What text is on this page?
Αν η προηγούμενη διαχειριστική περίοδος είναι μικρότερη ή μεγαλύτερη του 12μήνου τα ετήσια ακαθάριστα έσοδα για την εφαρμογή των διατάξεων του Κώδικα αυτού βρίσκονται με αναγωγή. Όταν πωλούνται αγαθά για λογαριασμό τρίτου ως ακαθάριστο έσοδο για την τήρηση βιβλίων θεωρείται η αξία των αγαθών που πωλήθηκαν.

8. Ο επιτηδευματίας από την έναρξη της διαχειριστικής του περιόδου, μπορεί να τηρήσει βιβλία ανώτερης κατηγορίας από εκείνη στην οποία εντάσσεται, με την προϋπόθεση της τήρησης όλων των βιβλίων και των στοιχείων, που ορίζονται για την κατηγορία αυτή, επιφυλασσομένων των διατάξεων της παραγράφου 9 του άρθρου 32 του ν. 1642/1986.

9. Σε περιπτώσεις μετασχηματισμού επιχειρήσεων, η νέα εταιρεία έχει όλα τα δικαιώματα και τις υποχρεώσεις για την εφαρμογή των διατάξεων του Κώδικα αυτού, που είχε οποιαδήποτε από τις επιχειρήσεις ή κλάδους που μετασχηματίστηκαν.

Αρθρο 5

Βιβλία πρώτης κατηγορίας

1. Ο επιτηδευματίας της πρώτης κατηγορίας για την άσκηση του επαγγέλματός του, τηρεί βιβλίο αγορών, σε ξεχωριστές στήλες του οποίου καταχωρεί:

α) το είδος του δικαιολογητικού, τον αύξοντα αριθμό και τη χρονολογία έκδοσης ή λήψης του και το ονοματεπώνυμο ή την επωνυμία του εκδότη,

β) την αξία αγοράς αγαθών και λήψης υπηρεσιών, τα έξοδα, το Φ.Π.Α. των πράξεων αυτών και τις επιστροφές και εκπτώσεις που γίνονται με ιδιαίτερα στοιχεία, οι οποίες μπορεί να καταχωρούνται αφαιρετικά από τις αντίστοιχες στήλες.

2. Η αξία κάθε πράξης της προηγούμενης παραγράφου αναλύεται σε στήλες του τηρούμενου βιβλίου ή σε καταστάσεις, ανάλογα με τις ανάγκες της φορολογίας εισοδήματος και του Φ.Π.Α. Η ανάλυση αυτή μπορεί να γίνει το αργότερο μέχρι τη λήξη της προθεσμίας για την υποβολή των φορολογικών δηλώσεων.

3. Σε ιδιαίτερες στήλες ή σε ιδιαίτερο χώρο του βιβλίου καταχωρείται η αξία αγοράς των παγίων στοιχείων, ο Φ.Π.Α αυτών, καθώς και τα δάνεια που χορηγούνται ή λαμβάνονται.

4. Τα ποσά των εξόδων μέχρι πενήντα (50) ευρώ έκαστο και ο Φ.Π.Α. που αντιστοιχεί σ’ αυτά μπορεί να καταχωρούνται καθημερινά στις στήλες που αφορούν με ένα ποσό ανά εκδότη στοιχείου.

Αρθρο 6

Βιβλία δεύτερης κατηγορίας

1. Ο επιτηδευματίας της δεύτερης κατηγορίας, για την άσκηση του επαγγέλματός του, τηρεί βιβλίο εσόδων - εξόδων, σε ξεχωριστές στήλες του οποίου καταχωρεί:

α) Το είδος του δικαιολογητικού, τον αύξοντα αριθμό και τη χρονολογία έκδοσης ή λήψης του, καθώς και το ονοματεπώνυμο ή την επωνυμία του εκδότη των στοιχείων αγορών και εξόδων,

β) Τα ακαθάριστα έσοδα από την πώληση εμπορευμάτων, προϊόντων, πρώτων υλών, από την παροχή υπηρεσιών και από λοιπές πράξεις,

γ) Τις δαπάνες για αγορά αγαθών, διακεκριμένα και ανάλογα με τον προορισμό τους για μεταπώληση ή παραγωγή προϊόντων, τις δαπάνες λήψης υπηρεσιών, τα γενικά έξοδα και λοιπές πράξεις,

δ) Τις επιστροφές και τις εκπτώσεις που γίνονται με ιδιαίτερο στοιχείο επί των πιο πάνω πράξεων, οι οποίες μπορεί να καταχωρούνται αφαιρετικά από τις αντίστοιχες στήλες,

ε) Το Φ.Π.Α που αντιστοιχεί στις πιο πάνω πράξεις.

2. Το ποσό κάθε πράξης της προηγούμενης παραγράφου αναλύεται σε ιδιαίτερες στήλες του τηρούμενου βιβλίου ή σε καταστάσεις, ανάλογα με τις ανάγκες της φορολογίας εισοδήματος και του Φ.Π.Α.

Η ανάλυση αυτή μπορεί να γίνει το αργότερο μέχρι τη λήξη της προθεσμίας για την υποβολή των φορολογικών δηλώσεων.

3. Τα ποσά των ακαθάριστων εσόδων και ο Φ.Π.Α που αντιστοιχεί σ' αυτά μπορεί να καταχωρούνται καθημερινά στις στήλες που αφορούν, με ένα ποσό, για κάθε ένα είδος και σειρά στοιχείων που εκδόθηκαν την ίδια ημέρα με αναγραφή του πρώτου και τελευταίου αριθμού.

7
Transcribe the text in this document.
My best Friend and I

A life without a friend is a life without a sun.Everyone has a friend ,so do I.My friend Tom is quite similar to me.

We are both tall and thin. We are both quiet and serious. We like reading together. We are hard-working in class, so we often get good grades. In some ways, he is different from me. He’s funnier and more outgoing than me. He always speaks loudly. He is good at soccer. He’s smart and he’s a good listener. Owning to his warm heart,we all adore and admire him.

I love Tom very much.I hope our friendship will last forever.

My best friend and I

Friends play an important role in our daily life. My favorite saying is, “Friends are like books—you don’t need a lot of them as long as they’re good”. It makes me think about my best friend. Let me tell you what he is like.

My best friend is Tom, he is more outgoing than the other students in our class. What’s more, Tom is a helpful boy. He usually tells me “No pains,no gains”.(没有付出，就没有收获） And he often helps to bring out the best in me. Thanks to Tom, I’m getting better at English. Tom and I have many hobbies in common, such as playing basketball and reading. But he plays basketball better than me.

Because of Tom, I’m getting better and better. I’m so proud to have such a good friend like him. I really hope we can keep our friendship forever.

========

**Exercise goal:** From the data above, show each line that contains "πράξεις".

**Solution for this problem:**
β) Τα ακαθάριστα έσοδα από την πώληση εμπορευμάτων, προϊόντων, πρώτων υλών, από την παροχή υπηρεσιών και από λοιπές πράξεις,
γ) Τις δαπάνες για αγορά αγαθών, διακεκριμένα και ανάλογα με τον προορισμό τους για μεταπώληση ή παραγωγή προϊόντων, τις δαπάνες λήψης υπηρεσιών, τα γενικά έξοδα και λοιπές πράξεις,
ε) Το Φ.Π.Α που αντιστοιχεί στις πιο πάνω πράξεις.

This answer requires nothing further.